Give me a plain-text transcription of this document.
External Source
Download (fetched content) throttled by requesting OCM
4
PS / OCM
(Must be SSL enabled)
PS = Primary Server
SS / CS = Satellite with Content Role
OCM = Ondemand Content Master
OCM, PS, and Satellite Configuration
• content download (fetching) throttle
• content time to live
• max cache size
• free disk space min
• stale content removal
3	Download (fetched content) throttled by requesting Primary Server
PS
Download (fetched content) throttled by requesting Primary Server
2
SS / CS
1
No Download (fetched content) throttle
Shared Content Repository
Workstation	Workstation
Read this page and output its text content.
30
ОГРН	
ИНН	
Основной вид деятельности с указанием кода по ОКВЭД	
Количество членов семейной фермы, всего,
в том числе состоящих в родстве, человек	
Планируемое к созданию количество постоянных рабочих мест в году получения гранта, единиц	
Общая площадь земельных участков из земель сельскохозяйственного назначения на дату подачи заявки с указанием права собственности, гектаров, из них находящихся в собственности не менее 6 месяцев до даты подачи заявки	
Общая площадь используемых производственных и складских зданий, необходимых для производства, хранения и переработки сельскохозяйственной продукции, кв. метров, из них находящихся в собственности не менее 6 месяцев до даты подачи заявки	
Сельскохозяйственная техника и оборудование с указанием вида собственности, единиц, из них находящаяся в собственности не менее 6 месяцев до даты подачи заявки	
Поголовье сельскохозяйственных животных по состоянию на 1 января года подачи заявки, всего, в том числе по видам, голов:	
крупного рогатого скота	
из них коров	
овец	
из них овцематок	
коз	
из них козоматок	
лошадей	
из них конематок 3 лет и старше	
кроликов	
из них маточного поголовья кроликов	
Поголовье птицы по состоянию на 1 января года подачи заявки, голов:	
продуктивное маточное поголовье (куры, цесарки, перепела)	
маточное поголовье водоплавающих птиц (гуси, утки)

----

Task directions -
All lines in the data that contain the word "маточное" should be copied.

Expected answer -
продуктивное маточное поголовье (куры, цесарки, перепела)	
маточное поголовье водоплавающих птиц (гуси, утки)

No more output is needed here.